-- Start Information given --
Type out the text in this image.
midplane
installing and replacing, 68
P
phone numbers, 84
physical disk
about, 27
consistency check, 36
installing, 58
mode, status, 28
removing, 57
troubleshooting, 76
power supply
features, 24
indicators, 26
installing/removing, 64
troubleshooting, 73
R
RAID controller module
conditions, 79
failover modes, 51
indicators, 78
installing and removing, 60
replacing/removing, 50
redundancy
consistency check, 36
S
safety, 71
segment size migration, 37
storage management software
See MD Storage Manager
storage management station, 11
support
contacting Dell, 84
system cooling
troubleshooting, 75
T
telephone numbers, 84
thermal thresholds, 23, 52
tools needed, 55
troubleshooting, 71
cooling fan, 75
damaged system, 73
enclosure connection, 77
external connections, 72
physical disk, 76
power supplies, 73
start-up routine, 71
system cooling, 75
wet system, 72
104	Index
-- End Information given --
* Problem requirements
Which lines contain the word "management"? Copy each of them.

* Final result
storage management software
storage management station, 11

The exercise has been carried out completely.